■ **What to do**
Down to the last line, set down the material below exactly; skip the pictures.

■ **Material to process**
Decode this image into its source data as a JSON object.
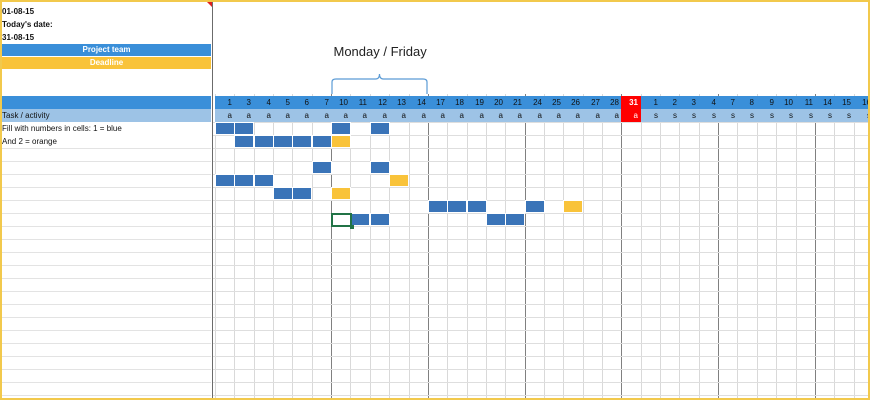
{
  "info": {
    "start_date": "01-08-15",
    "today_label": "Today's date:",
    "end_date": "31-08-15"
  },
  "bands": {
    "project_team": "Project team",
    "deadline": "Deadline"
  },
  "colors": {
    "accent_blue": "#3a8fd9",
    "light_blue": "#9dc3e6",
    "task_blue": "#3a74b8",
    "task_orange": "#f9c33a",
    "today_red": "#ff0000",
    "frame_border": "#f2c94c"
  },
  "annotation": "Monday / Friday",
  "table": {
    "task_header": "Task / activity",
    "rows": [
      "Fill with numbers in cells: 1 = blue",
      "And 2 = orange"
    ]
  },
  "days": [
    "1",
    "3",
    "4",
    "5",
    "6",
    "7",
    "10",
    "11",
    "12",
    "13",
    "14",
    "17",
    "18",
    "19",
    "20",
    "21",
    "24",
    "25",
    "26",
    "27",
    "28",
    "31",
    "1",
    "2",
    "3",
    "4",
    "7",
    "8",
    "9",
    "10",
    "11",
    "14",
    "15",
    "16"
  ],
  "codes": [
    "a",
    "a",
    "a",
    "a",
    "a",
    "a",
    "a",
    "a",
    "a",
    "a",
    "a",
    "a",
    "a",
    "a",
    "a",
    "a",
    "a",
    "a",
    "a",
    "a",
    "a",
    "a",
    "s",
    "s",
    "s",
    "s",
    "s",
    "s",
    "s",
    "s",
    "s",
    "s",
    "s",
    "s"
  ],
  "highlight_column": 21,
  "bars": [
    {
      "row": 0,
      "col": 0,
      "color": "blue"
    },
    {
      "row": 0,
      "col": 1,
      "color": "blue"
    },
    {
      "row": 0,
      "col": 6,
      "color": "blue"
    },
    {
      "row": 0,
      "col": 8,
      "color": "blue"
    },
    {
      "row": 1,
      "col": 1,
      "color": "blue"
    },
    {
      "row": 1,
      "col": 2,
      "color": "blue"
    },
    {
      "row": 1,
      "col": 3,
      "color": "blue"
    },
    {
      "row": 1,
      "col": 4,
      "color": "blue"
    },
    {
      "row": 1,
      "col": 5,
      "color": "blue"
    },
    {
      "row": 1,
      "col": 6,
      "color": "orange"
    },
    {
      "row": 3,
      "col": 5,
      "color": "blue"
    },
    {
      "row": 3,
      "col": 8,
      "color": "blue"
    },
    {
      "row": 4,
      "col": 0,
      "color": "blue"
    },
    {
      "row": 4,
      "col": 1,
      "color": "blue"
    },
    {
      "row": 4,
      "col": 2,
      "color": "blue"
    },
    {
      "row": 4,
      "col": 9,
      "color": "orange"
    },
    {
      "row": 5,
      "col": 3,
      "color": "blue"
    },
    {
      "row": 5,
      "col": 4,
      "color": "blue"
    },
    {
      "row": 5,
      "col": 6,
      "color": "orange"
    },
    {
      "row": 6,
      "col": 11,
      "color": "blue"
    },
    {
      "row": 6,
      "col": 12,
      "color": "blue"
    },
    {
      "row": 6,
      "col": 13,
      "color": "blue"
    },
    {
      "row": 6,
      "col": 16,
      "color": "blue"
    },
    {
      "row": 6,
      "col": 18,
      "color": "orange"
    },
    {
      "row": 7,
      "col": 7,
      "color": "blue"
    },
    {
      "row": 7,
      "col": 8,
      "color": "blue"
    },
    {
      "row": 7,
      "col": 14,
      "color": "blue"
    },
    {
      "row": 7,
      "col": 15,
      "color": "blue"
    }
  ],
  "selected_cell": {
    "row": 7,
    "col": 6
  },
  "week_boundaries": [
    6,
    11,
    16,
    21,
    26,
    31
  ]
}
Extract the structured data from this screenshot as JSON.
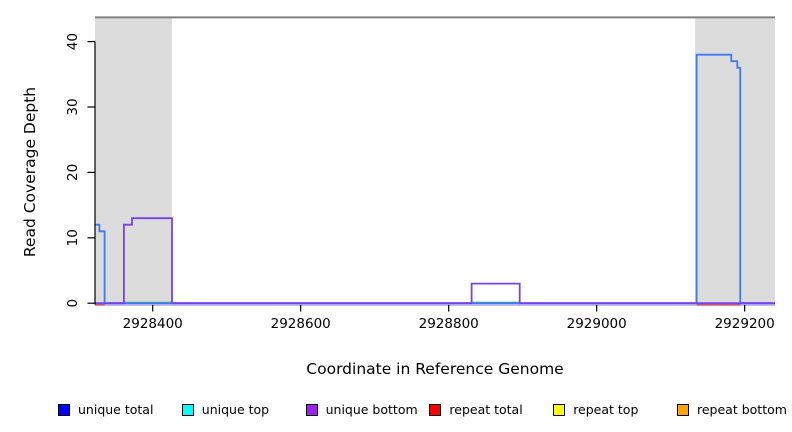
{
  "chart_data": {
    "type": "line",
    "subtype": "step-coverage",
    "title": "",
    "xlabel": "Coordinate in Reference Genome",
    "ylabel": "Read Coverage Depth",
    "x_ticks": [
      2928400,
      2928600,
      2928800,
      2929000,
      2929200
    ],
    "y_ticks": [
      0,
      10,
      20,
      30,
      40
    ],
    "xlim": [
      2928322,
      2929241
    ],
    "ylim": [
      0,
      43.8
    ],
    "grid": false,
    "legend_position": "bottom",
    "repeat_region_color": "#DCDCDC",
    "repeat_regions": [
      [
        2928322,
        2928426
      ],
      [
        2929133,
        2929241
      ]
    ],
    "boundary_line": {
      "depth": 43.7,
      "color": "#808080"
    },
    "baseline_shadow_color": "#B7AEF4",
    "series": [
      {
        "name": "unique total",
        "color": "#3D7BF0",
        "points": [
          [
            2928322,
            12
          ],
          [
            2928328,
            12
          ],
          [
            2928328,
            11
          ],
          [
            2928335,
            11
          ],
          [
            2928335,
            0
          ],
          [
            2929135,
            0
          ],
          [
            2929135,
            38
          ],
          [
            2929182,
            38
          ],
          [
            2929182,
            37
          ],
          [
            2929190,
            37
          ],
          [
            2929190,
            36
          ],
          [
            2929194,
            36
          ],
          [
            2929194,
            0
          ],
          [
            2929241,
            0
          ]
        ]
      },
      {
        "name": "unique bottom",
        "color": "#7742EC",
        "points": [
          [
            2928322,
            0
          ],
          [
            2928361,
            0
          ],
          [
            2928361,
            12
          ],
          [
            2928372,
            12
          ],
          [
            2928372,
            13
          ],
          [
            2928426,
            13
          ],
          [
            2928426,
            0
          ],
          [
            2928831,
            0
          ],
          [
            2928831,
            3
          ],
          [
            2928896,
            3
          ],
          [
            2928896,
            0
          ],
          [
            2929241,
            0
          ]
        ]
      }
    ],
    "zero_depth_segments": [
      {
        "color": "#E4504E",
        "range": [
          2928322,
          2928335
        ]
      },
      {
        "color": "#E4504E",
        "range": [
          2929135,
          2929194
        ]
      },
      {
        "color": "#74C97A",
        "range": [
          2928361,
          2928426
        ]
      },
      {
        "color": "#74C97A",
        "range": [
          2928831,
          2928896
        ]
      }
    ]
  },
  "legend": {
    "items": [
      {
        "label": "unique total",
        "color": "#0000FF"
      },
      {
        "label": "unique top",
        "color": "#00FFFF"
      },
      {
        "label": "unique bottom",
        "color": "#A020F0"
      },
      {
        "label": "repeat total",
        "color": "#FF0000"
      },
      {
        "label": "repeat top",
        "color": "#FFFF00"
      },
      {
        "label": "repeat bottom",
        "color": "#FFA500"
      }
    ]
  }
}
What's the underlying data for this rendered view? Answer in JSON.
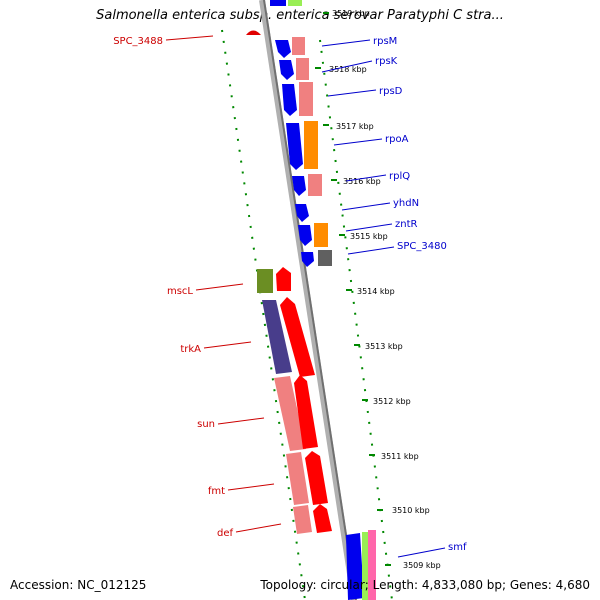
{
  "title": "Salmonella enterica subsp. enterica serovar Paratyphi C stra...",
  "footer": {
    "accession": "Accession: NC_012125",
    "topology": "Topology: circular; Length: 4,833,080 bp; Genes: 4,680"
  },
  "colors": {
    "backbone": "#808080",
    "forward_label": "#0000cc",
    "reverse_label": "#cc0000",
    "dots": "#008800"
  },
  "kbp_ticks": [
    "3519 kbp",
    "3518 kbp",
    "3517 kbp",
    "3516 kbp",
    "3515 kbp",
    "3514 kbp",
    "3513 kbp",
    "3512 kbp",
    "3511 kbp",
    "3510 kbp",
    "3509 kbp"
  ],
  "gene_labels_forward": [
    "rpsM",
    "rpsK",
    "rpsD",
    "rpoA",
    "rplQ",
    "yhdN",
    "zntR",
    "SPC_3480",
    "smf"
  ],
  "gene_labels_reverse": [
    "SPC_3488",
    "mscL",
    "trkA",
    "sun",
    "fmt",
    "def"
  ]
}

■ **Task response**
Decode this image into its source data as a JSON object.
{
  "info": {
    "start_date": "01-08-15",
    "today_label": "Today's date:",
    "end_date": "31-08-15"
  },
  "bands": {
    "project_team": "Project team",
    "deadline": "Deadline"
  },
  "colors": {
    "accent_blue": "#3a8fd9",
    "light_blue": "#9dc3e6",
    "task_blue": "#3a74b8",
    "task_orange": "#f9c33a",
    "today_red": "#ff0000",
    "frame_border": "#f2c94c"
  },
  "annotation": "Monday / Friday",
  "table": {
    "task_header": "Task / activity",
    "rows": [
      "Fill with numbers in cells: 1 = blue",
      "And 2 = orange"
    ]
  },
  "days": [
    "1",
    "3",
    "4",
    "5",
    "6",
    "7",
    "10",
    "11",
    "12",
    "13",
    "14",
    "17",
    "18",
    "19",
    "20",
    "21",
    "24",
    "25",
    "26",
    "27",
    "28",
    "31",
    "1",
    "2",
    "3",
    "4",
    "7",
    "8",
    "9",
    "10",
    "11",
    "14",
    "15",
    "16"
  ],
  "codes": [
    "a",
    "a",
    "a",
    "a",
    "a",
    "a",
    "a",
    "a",
    "a",
    "a",
    "a",
    "a",
    "a",
    "a",
    "a",
    "a",
    "a",
    "a",
    "a",
    "a",
    "a",
    "a",
    "s",
    "s",
    "s",
    "s",
    "s",
    "s",
    "s",
    "s",
    "s",
    "s",
    "s",
    "s"
  ],
  "highlight_column": 21,
  "bars": [
    {
      "row": 0,
      "col": 0,
      "color": "blue"
    },
    {
      "row": 0,
      "col": 1,
      "color": "blue"
    },
    {
      "row": 0,
      "col": 6,
      "color": "blue"
    },
    {
      "row": 0,
      "col": 8,
      "color": "blue"
    },
    {
      "row": 1,
      "col": 1,
      "color": "blue"
    },
    {
      "row": 1,
      "col": 2,
      "color": "blue"
    },
    {
      "row": 1,
      "col": 3,
      "color": "blue"
    },
    {
      "row": 1,
      "col": 4,
      "color": "blue"
    },
    {
      "row": 1,
      "col": 5,
      "color": "blue"
    },
    {
      "row": 1,
      "col": 6,
      "color": "orange"
    },
    {
      "row": 3,
      "col": 5,
      "color": "blue"
    },
    {
      "row": 3,
      "col": 8,
      "color": "blue"
    },
    {
      "row": 4,
      "col": 0,
      "color": "blue"
    },
    {
      "row": 4,
      "col": 1,
      "color": "blue"
    },
    {
      "row": 4,
      "col": 2,
      "color": "blue"
    },
    {
      "row": 4,
      "col": 9,
      "color": "orange"
    },
    {
      "row": 5,
      "col": 3,
      "color": "blue"
    },
    {
      "row": 5,
      "col": 4,
      "color": "blue"
    },
    {
      "row": 5,
      "col": 6,
      "color": "orange"
    },
    {
      "row": 6,
      "col": 11,
      "color": "blue"
    },
    {
      "row": 6,
      "col": 12,
      "color": "blue"
    },
    {
      "row": 6,
      "col": 13,
      "color": "blue"
    },
    {
      "row": 6,
      "col": 16,
      "color": "blue"
    },
    {
      "row": 6,
      "col": 18,
      "color": "orange"
    },
    {
      "row": 7,
      "col": 7,
      "color": "blue"
    },
    {
      "row": 7,
      "col": 8,
      "color": "blue"
    },
    {
      "row": 7,
      "col": 14,
      "color": "blue"
    },
    {
      "row": 7,
      "col": 15,
      "color": "blue"
    }
  ],
  "selected_cell": {
    "row": 7,
    "col": 6
  },
  "week_boundaries": [
    6,
    11,
    16,
    21,
    26,
    31
  ]
}
Extract the structured data from this screenshot as JSON.
{
  "chart_data": {
    "type": "line",
    "subtype": "step-coverage",
    "title": "",
    "xlabel": "Coordinate in Reference Genome",
    "ylabel": "Read Coverage Depth",
    "x_ticks": [
      2928400,
      2928600,
      2928800,
      2929000,
      2929200
    ],
    "y_ticks": [
      0,
      10,
      20,
      30,
      40
    ],
    "xlim": [
      2928322,
      2929241
    ],
    "ylim": [
      0,
      43.8
    ],
    "grid": false,
    "legend_position": "bottom",
    "repeat_region_color": "#DCDCDC",
    "repeat_regions": [
      [
        2928322,
        2928426
      ],
      [
        2929133,
        2929241
      ]
    ],
    "boundary_line": {
      "depth": 43.7,
      "color": "#808080"
    },
    "baseline_shadow_color": "#B7AEF4",
    "series": [
      {
        "name": "unique total",
        "color": "#3D7BF0",
        "points": [
          [
            2928322,
            12
          ],
          [
            2928328,
            12
          ],
          [
            2928328,
            11
          ],
          [
            2928335,
            11
          ],
          [
            2928335,
            0
          ],
          [
            2929135,
            0
          ],
          [
            2929135,
            38
          ],
          [
            2929182,
            38
          ],
          [
            2929182,
            37
          ],
          [
            2929190,
            37
          ],
          [
            2929190,
            36
          ],
          [
            2929194,
            36
          ],
          [
            2929194,
            0
          ],
          [
            2929241,
            0
          ]
        ]
      },
      {
        "name": "unique bottom",
        "color": "#7742EC",
        "points": [
          [
            2928322,
            0
          ],
          [
            2928361,
            0
          ],
          [
            2928361,
            12
          ],
          [
            2928372,
            12
          ],
          [
            2928372,
            13
          ],
          [
            2928426,
            13
          ],
          [
            2928426,
            0
          ],
          [
            2928831,
            0
          ],
          [
            2928831,
            3
          ],
          [
            2928896,
            3
          ],
          [
            2928896,
            0
          ],
          [
            2929241,
            0
          ]
        ]
      }
    ],
    "zero_depth_segments": [
      {
        "color": "#E4504E",
        "range": [
          2928322,
          2928335
        ]
      },
      {
        "color": "#E4504E",
        "range": [
          2929135,
          2929194
        ]
      },
      {
        "color": "#74C97A",
        "range": [
          2928361,
          2928426
        ]
      },
      {
        "color": "#74C97A",
        "range": [
          2928831,
          2928896
        ]
      }
    ]
  },
  "legend": {
    "items": [
      {
        "label": "unique total",
        "color": "#0000FF"
      },
      {
        "label": "unique top",
        "color": "#00FFFF"
      },
      {
        "label": "unique bottom",
        "color": "#A020F0"
      },
      {
        "label": "repeat total",
        "color": "#FF0000"
      },
      {
        "label": "repeat top",
        "color": "#FFFF00"
      },
      {
        "label": "repeat bottom",
        "color": "#FFA500"
      }
    ]
  }
}
What's the underlying data for this rendered view? Answer in JSON.
{
  "title": "Salmonella enterica subsp. enterica serovar Paratyphi C stra...",
  "footer": {
    "accession": "Accession: NC_012125",
    "topology": "Topology: circular; Length: 4,833,080 bp; Genes: 4,680"
  },
  "colors": {
    "backbone": "#808080",
    "forward_label": "#0000cc",
    "reverse_label": "#cc0000",
    "dots": "#008800"
  },
  "kbp_ticks": [
    "3519 kbp",
    "3518 kbp",
    "3517 kbp",
    "3516 kbp",
    "3515 kbp",
    "3514 kbp",
    "3513 kbp",
    "3512 kbp",
    "3511 kbp",
    "3510 kbp",
    "3509 kbp"
  ],
  "gene_labels_forward": [
    "rpsM",
    "rpsK",
    "rpsD",
    "rpoA",
    "rplQ",
    "yhdN",
    "zntR",
    "SPC_3480",
    "smf"
  ],
  "gene_labels_reverse": [
    "SPC_3488",
    "mscL",
    "trkA",
    "sun",
    "fmt",
    "def"
  ]
}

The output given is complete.